What to do |
Make an exact copy of all the data.

Saved data entries |
BEGIN

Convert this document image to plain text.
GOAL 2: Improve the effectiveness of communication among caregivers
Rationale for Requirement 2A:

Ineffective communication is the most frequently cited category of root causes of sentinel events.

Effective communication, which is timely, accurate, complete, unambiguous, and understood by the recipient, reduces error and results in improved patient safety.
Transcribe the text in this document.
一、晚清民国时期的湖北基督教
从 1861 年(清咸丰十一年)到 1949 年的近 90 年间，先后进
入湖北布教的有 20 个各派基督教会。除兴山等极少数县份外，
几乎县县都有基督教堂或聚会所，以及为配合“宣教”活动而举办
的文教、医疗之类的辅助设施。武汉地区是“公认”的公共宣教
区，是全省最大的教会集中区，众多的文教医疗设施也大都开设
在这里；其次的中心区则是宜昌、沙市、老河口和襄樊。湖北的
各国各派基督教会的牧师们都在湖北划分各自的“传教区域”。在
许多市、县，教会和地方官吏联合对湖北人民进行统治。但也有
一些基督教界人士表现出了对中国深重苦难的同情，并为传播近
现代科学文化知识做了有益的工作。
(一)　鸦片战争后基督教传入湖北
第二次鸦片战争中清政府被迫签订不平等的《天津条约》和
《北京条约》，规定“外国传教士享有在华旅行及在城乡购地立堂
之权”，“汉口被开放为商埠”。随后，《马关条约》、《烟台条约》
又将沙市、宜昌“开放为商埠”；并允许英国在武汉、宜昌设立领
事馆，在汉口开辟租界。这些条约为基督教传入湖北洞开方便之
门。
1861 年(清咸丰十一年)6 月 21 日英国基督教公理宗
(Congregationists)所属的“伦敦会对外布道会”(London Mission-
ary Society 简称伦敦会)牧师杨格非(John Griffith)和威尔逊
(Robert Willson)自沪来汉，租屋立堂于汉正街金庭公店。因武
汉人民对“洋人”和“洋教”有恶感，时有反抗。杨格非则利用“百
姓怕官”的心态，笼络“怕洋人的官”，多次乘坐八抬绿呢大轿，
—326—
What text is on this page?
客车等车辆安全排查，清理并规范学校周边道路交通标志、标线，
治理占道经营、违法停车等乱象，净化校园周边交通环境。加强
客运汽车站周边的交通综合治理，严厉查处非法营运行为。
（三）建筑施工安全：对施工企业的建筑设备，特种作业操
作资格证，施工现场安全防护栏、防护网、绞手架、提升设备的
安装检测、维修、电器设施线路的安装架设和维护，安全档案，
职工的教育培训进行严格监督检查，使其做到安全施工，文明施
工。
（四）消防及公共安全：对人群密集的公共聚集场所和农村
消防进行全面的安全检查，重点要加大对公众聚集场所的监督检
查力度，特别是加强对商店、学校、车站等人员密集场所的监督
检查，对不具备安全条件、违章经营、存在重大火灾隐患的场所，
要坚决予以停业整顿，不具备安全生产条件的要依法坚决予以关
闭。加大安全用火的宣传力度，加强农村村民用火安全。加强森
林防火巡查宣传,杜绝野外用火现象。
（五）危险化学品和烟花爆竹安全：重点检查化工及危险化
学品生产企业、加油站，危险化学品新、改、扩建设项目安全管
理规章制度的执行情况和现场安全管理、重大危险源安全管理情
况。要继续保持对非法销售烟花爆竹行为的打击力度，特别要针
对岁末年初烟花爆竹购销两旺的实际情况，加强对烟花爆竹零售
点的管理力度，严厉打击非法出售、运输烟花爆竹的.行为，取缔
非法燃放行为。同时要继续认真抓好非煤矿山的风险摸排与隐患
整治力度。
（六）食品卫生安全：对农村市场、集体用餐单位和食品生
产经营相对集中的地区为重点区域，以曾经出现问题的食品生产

END

Completed task |
Convert this document image to plain text.
GOAL 2: Improve the effectiveness of communication among caregivers
Rationale for Requirement 2A:

Ineffective communication is the most frequently cited category of root causes of sentinel events.

Effective communication, which is timely, accurate, complete, unambiguous, and understood by the recipient, reduces error and results in improved patient safety.
Transcribe the text in this document.
一、晚清民国时期的湖北基督教
从 1861 年(清咸丰十一年)到 1949 年的近 90 年间，先后进
入湖北布教的有 20 个各派基督教会。除兴山等极少数县份外，
几乎县县都有基督教堂或聚会所，以及为配合“宣教”活动而举办
的文教、医疗之类的辅助设施。武汉地区是“公认”的公共宣教
区，是全省最大的教会集中区，众多的文教医疗设施也大都开设
在这里；其次的中心区则是宜昌、沙市、老河口和襄樊。湖北的
各国各派基督教会的牧师们都在湖北划分各自的“传教区域”。在
许多市、县，教会和地方官吏联合对湖北人民进行统治。但也有
一些基督教界人士表现出了对中国深重苦难的同情，并为传播近
现代科学文化知识做了有益的工作。
(一)　鸦片战争后基督教传入湖北
第二次鸦片战争中清政府被迫签订不平等的《天津条约》和
《北京条约》，规定“外国传教士享有在华旅行及在城乡购地立堂
之权”，“汉口被开放为商埠”。随后，《马关条约》、《烟台条约》
又将沙市、宜昌“开放为商埠”；并允许英国在武汉、宜昌设立领
事馆，在汉口开辟租界。这些条约为基督教传入湖北洞开方便之
门。
1861 年(清咸丰十一年)6 月 21 日英国基督教公理宗
(Congregationists)所属的“伦敦会对外布道会”(London Mission-
ary Society 简称伦敦会)牧师杨格非(John Griffith)和威尔逊
(Robert Willson)自沪来汉，租屋立堂于汉正街金庭公店。因武
汉人民对“洋人”和“洋教”有恶感，时有反抗。杨格非则利用“百
姓怕官”的心态，笼络“怕洋人的官”，多次乘坐八抬绿呢大轿，
—326—
What text is on this page?
客车等车辆安全排查，清理并规范学校周边道路交通标志、标线，
治理占道经营、违法停车等乱象，净化校园周边交通环境。加强
客运汽车站周边的交通综合治理，严厉查处非法营运行为。
（三）建筑施工安全：对施工企业的建筑设备，特种作业操
作资格证，施工现场安全防护栏、防护网、绞手架、提升设备的
安装检测、维修、电器设施线路的安装架设和维护，安全档案，
职工的教育培训进行严格监督检查，使其做到安全施工，文明施
工。
（四）消防及公共安全：对人群密集的公共聚集场所和农村
消防进行全面的安全检查，重点要加大对公众聚集场所的监督检
查力度，特别是加强对商店、学校、车站等人员密集场所的监督
检查，对不具备安全条件、违章经营、存在重大火灾隐患的场所，
要坚决予以停业整顿，不具备安全生产条件的要依法坚决予以关
闭。加大安全用火的宣传力度，加强农村村民用火安全。加强森
林防火巡查宣传,杜绝野外用火现象。
（五）危险化学品和烟花爆竹安全：重点检查化工及危险化
学品生产企业、加油站，危险化学品新、改、扩建设项目安全管
理规章制度的执行情况和现场安全管理、重大危险源安全管理情
况。要继续保持对非法销售烟花爆竹行为的打击力度，特别要针
对岁末年初烟花爆竹购销两旺的实际情况，加强对烟花爆竹零售
点的管理力度，严厉打击非法出售、运输烟花爆竹的.行为，取缔
非法燃放行为。同时要继续认真抓好非煤矿山的风险摸排与隐患
整治力度。
（六）食品卫生安全：对农村市场、集体用餐单位和食品生
产经营相对集中的地区为重点区域，以曾经出现问题的食品生产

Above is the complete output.